*Work to do*
Reproduce all the entries exactly.

*Information given*
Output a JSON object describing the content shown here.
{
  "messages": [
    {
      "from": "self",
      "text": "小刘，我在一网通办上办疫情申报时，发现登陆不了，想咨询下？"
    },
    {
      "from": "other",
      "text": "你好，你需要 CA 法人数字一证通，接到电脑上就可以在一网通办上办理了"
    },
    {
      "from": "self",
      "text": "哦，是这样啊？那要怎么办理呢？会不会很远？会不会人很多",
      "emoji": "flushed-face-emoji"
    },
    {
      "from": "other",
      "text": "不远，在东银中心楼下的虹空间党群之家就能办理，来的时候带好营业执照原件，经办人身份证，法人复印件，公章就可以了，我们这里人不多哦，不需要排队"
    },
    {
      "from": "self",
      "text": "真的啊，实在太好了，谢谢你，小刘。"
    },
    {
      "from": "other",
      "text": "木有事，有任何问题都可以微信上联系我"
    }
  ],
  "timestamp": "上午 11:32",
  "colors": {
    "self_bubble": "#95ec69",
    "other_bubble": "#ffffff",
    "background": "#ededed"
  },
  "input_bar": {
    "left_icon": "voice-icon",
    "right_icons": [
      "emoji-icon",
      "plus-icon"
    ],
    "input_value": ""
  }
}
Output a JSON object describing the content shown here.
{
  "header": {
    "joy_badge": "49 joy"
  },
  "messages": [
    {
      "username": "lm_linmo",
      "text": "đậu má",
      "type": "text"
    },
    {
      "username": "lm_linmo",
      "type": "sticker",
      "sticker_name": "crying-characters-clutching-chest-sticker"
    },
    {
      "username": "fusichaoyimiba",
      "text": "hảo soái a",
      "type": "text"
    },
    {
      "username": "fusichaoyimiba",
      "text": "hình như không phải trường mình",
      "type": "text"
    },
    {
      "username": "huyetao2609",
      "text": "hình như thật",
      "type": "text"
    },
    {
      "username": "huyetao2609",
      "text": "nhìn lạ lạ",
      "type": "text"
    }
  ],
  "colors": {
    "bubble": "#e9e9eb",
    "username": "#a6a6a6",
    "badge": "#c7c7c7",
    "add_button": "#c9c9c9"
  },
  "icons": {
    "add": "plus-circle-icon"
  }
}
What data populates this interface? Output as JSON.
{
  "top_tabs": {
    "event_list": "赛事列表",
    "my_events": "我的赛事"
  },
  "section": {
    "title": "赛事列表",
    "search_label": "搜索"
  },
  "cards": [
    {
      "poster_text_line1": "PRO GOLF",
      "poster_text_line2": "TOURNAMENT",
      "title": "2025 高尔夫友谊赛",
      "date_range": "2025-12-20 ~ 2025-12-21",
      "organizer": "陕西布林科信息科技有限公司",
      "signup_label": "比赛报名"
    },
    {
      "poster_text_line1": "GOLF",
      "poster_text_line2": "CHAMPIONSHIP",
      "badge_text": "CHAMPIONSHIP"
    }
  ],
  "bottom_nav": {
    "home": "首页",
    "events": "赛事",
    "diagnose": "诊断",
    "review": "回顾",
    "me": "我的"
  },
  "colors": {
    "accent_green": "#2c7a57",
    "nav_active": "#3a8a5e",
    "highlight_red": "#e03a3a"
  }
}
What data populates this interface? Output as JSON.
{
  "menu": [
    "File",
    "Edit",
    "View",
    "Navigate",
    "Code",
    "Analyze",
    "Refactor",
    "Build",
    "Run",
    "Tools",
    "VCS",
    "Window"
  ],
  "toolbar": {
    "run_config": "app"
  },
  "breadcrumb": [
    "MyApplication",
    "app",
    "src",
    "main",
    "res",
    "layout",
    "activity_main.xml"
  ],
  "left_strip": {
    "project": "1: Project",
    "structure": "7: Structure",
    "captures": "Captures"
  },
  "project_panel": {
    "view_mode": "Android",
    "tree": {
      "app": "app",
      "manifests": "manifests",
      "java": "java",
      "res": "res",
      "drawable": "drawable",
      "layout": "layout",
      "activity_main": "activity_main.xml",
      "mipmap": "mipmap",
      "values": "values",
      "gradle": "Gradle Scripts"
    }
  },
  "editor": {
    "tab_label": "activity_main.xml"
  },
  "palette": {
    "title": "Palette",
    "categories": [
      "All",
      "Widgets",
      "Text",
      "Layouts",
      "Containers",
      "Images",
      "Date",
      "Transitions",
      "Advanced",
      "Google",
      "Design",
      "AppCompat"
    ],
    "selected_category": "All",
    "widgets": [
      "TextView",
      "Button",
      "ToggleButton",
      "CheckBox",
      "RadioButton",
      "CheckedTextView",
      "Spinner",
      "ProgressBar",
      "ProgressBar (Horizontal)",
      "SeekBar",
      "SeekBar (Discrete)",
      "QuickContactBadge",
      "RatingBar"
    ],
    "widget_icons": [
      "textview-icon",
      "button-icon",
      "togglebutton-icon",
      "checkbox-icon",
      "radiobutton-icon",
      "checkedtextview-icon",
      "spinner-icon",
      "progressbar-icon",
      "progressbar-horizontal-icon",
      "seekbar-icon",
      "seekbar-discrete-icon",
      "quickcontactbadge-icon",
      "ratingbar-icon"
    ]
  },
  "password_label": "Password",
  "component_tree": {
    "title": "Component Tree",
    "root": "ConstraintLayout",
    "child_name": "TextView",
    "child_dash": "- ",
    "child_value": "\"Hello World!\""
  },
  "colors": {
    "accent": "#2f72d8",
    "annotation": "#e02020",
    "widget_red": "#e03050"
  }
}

*Response to this task*
Output a JSON object describing the content shown here.
{
  "messages": [
    {
      "from": "self",
      "text": "小刘，我在一网通办上办疫情申报时，发现登陆不了，想咨询下？"
    },
    {
      "from": "other",
      "text": "你好，你需要 CA 法人数字一证通，接到电脑上就可以在一网通办上办理了"
    },
    {
      "from": "self",
      "text": "哦，是这样啊？那要怎么办理呢？会不会很远？会不会人很多",
      "emoji": "flushed-face-emoji"
    },
    {
      "from": "other",
      "text": "不远，在东银中心楼下的虹空间党群之家就能办理，来的时候带好营业执照原件，经办人身份证，法人复印件，公章就可以了，我们这里人不多哦，不需要排队"
    },
    {
      "from": "self",
      "text": "真的啊，实在太好了，谢谢你，小刘。"
    },
    {
      "from": "other",
      "text": "木有事，有任何问题都可以微信上联系我"
    }
  ],
  "timestamp": "上午 11:32",
  "colors": {
    "self_bubble": "#95ec69",
    "other_bubble": "#ffffff",
    "background": "#ededed"
  },
  "input_bar": {
    "left_icon": "voice-icon",
    "right_icons": [
      "emoji-icon",
      "plus-icon"
    ],
    "input_value": ""
  }
}
Output a JSON object describing the content shown here.
{
  "header": {
    "joy_badge": "49 joy"
  },
  "messages": [
    {
      "username": "lm_linmo",
      "text": "đậu má",
      "type": "text"
    },
    {
      "username": "lm_linmo",
      "type": "sticker",
      "sticker_name": "crying-characters-clutching-chest-sticker"
    },
    {
      "username": "fusichaoyimiba",
      "text": "hảo soái a",
      "type": "text"
    },
    {
      "username": "fusichaoyimiba",
      "text": "hình như không phải trường mình",
      "type": "text"
    },
    {
      "username": "huyetao2609",
      "text": "hình như thật",
      "type": "text"
    },
    {
      "username": "huyetao2609",
      "text": "nhìn lạ lạ",
      "type": "text"
    }
  ],
  "colors": {
    "bubble": "#e9e9eb",
    "username": "#a6a6a6",
    "badge": "#c7c7c7",
    "add_button": "#c9c9c9"
  },
  "icons": {
    "add": "plus-circle-icon"
  }
}
What data populates this interface? Output as JSON.
{
  "top_tabs": {
    "event_list": "赛事列表",
    "my_events": "我的赛事"
  },
  "section": {
    "title": "赛事列表",
    "search_label": "搜索"
  },
  "cards": [
    {
      "poster_text_line1": "PRO GOLF",
      "poster_text_line2": "TOURNAMENT",
      "title": "2025 高尔夫友谊赛",
      "date_range": "2025-12-20 ~ 2025-12-21",
      "organizer": "陕西布林科信息科技有限公司",
      "signup_label": "比赛报名"
    },
    {
      "poster_text_line1": "GOLF",
      "poster_text_line2": "CHAMPIONSHIP",
      "badge_text": "CHAMPIONSHIP"
    }
  ],
  "bottom_nav": {
    "home": "首页",
    "events": "赛事",
    "diagnose": "诊断",
    "review": "回顾",
    "me": "我的"
  },
  "colors": {
    "accent_green": "#2c7a57",
    "nav_active": "#3a8a5e",
    "highlight_red": "#e03a3a"
  }
}
What data populates this interface? Output as JSON.
{
  "menu": [
    "File",
    "Edit",
    "View",
    "Navigate",
    "Code",
    "Analyze",
    "Refactor",
    "Build",
    "Run",
    "Tools",
    "VCS",
    "Window"
  ],
  "toolbar": {
    "run_config": "app"
  },
  "breadcrumb": [
    "MyApplication",
    "app",
    "src",
    "main",
    "res",
    "layout",
    "activity_main.xml"
  ],
  "left_strip": {
    "project": "1: Project",
    "structure": "7: Structure",
    "captures": "Captures"
  },
  "project_panel": {
    "view_mode": "Android",
    "tree": {
      "app": "app",
      "manifests": "manifests",
      "java": "java",
      "res": "res",
      "drawable": "drawable",
      "layout": "layout",
      "activity_main": "activity_main.xml",
      "mipmap": "mipmap",
      "values": "values",
      "gradle": "Gradle Scripts"
    }
  },
  "editor": {
    "tab_label": "activity_main.xml"
  },
  "palette": {
    "title": "Palette",
    "categories": [
      "All",
      "Widgets",
      "Text",
      "Layouts",
      "Containers",
      "Images",
      "Date",
      "Transitions",
      "Advanced",
      "Google",
      "Design",
      "AppCompat"
    ],
    "selected_category": "All",
    "widgets": [
      "TextView",
      "Button",
      "ToggleButton",
      "CheckBox",
      "RadioButton",
      "CheckedTextView",
      "Spinner",
      "ProgressBar",
      "ProgressBar (Horizontal)",
      "SeekBar",
      "SeekBar (Discrete)",
      "QuickContactBadge",
      "RatingBar"
    ],
    "widget_icons": [
      "textview-icon",
      "button-icon",
      "togglebutton-icon",
      "checkbox-icon",
      "radiobutton-icon",
      "checkedtextview-icon",
      "spinner-icon",
      "progressbar-icon",
      "progressbar-horizontal-icon",
      "seekbar-icon",
      "seekbar-discrete-icon",
      "quickcontactbadge-icon",
      "ratingbar-icon"
    ]
  },
  "password_label": "Password",
  "component_tree": {
    "title": "Component Tree",
    "root": "ConstraintLayout",
    "child_name": "TextView",
    "child_dash": "- ",
    "child_value": "\"Hello World!\""
  },
  "colors": {
    "accent": "#2f72d8",
    "annotation": "#e02020",
    "widget_red": "#e03050"
  }
}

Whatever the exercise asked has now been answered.